* THE REQUEST:
Copy every line in the records below that contains the word "button".

[Data items]

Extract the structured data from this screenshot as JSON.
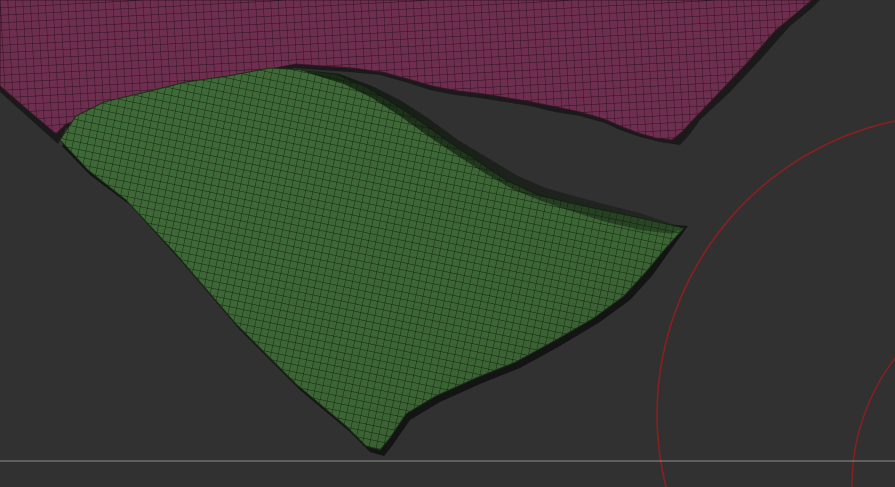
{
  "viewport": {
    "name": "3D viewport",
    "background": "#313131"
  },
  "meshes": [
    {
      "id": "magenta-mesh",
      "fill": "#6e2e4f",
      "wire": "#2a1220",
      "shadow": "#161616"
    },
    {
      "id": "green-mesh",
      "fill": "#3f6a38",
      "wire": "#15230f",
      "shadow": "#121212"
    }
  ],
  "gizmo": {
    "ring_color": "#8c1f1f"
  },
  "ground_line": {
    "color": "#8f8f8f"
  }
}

==

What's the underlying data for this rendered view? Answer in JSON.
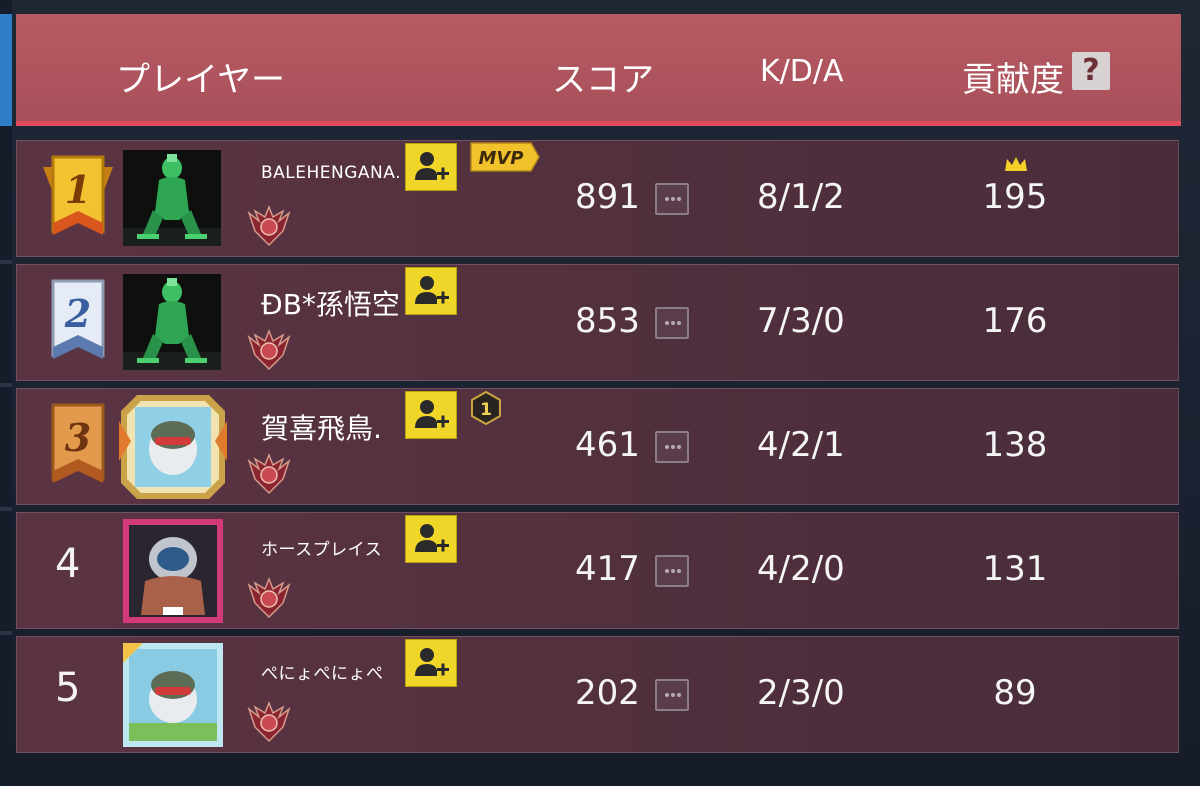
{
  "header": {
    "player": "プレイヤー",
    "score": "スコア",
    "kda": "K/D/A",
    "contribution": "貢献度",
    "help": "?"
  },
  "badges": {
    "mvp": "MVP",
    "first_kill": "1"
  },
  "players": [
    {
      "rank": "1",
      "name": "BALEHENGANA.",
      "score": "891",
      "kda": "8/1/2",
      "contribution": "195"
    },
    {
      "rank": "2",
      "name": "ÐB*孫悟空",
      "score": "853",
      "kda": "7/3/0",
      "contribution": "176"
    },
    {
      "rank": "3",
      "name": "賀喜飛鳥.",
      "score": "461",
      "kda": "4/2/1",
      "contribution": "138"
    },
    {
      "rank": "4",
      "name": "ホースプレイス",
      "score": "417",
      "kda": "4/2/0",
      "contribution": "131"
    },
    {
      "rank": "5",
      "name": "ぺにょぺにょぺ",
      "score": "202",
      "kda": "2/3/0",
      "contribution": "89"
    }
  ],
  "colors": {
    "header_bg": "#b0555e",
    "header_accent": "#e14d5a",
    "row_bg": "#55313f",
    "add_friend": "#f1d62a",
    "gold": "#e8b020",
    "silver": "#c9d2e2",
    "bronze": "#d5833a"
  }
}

--

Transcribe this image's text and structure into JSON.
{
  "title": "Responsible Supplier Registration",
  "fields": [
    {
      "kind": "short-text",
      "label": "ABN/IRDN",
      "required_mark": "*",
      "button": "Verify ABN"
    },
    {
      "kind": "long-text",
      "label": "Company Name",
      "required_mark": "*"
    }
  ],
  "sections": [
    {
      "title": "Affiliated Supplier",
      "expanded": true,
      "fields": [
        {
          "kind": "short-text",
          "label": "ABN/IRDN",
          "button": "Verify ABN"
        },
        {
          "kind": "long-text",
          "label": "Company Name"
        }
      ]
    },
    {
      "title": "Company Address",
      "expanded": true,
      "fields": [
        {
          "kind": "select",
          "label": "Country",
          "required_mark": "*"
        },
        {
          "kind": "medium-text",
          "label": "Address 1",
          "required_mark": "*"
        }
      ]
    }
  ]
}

* THE RESULT:
      "button": "Verify ABN"
          "button": "Verify ABN"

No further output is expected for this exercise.